▸ **Given exercise**
Records follow. Copy every line with "平坦基板".

▸ **Task inputs**
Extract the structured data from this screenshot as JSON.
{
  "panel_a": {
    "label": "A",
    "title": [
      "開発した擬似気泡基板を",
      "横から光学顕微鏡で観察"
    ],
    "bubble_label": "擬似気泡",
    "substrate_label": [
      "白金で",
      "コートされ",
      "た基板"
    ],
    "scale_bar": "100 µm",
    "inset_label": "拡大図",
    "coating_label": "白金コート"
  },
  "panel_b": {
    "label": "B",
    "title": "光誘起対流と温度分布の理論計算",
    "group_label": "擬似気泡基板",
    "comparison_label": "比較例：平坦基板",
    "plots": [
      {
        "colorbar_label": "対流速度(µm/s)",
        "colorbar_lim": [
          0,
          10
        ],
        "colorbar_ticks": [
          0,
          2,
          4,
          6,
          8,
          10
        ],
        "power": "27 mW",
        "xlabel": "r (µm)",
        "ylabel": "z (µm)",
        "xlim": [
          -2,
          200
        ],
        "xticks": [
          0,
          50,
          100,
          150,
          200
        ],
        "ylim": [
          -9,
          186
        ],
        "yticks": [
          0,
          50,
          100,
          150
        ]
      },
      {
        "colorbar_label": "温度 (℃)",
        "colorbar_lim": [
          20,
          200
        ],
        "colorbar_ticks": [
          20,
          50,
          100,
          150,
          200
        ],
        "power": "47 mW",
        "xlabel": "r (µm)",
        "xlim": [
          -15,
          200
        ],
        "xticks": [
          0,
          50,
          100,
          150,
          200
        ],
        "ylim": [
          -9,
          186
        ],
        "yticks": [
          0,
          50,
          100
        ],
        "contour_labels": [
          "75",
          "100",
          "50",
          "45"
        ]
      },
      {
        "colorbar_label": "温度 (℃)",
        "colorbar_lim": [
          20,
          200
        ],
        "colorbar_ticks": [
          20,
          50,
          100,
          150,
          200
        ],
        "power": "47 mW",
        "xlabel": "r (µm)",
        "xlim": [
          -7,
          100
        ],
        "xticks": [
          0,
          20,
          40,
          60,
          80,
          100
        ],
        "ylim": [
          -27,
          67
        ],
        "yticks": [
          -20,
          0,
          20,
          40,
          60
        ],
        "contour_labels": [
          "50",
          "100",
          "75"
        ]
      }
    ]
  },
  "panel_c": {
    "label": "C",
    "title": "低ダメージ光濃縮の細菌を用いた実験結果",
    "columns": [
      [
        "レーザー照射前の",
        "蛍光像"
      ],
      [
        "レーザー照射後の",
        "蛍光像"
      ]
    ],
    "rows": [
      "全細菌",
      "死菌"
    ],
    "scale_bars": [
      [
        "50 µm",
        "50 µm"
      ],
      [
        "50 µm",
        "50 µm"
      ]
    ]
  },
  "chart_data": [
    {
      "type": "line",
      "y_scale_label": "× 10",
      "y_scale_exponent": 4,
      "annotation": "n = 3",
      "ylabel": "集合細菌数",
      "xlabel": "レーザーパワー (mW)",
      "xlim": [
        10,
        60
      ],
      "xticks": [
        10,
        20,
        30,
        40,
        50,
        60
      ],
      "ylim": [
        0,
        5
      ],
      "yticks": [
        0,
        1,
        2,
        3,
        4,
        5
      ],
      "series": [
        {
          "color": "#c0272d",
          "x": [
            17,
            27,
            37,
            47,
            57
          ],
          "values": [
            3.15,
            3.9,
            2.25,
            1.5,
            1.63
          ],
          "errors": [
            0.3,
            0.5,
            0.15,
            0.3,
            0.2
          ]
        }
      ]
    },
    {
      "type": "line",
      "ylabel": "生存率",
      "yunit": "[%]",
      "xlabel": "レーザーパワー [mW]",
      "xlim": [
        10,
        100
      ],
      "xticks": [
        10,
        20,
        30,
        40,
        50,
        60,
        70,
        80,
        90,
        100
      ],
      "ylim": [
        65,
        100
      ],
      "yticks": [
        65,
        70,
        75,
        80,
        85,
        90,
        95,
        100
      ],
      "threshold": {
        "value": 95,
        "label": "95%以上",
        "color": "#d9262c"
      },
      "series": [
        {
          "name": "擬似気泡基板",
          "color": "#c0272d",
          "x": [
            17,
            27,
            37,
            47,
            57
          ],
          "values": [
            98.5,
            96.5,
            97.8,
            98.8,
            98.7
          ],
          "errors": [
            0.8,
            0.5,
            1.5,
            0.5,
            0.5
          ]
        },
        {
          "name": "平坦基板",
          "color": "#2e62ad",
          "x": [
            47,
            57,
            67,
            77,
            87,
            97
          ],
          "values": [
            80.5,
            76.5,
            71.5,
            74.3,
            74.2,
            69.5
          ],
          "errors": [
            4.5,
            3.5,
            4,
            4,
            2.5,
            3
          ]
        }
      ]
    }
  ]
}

▸ **The completed task**
    "comparison_label": "比較例：平坦基板",
          "name": "平坦基板",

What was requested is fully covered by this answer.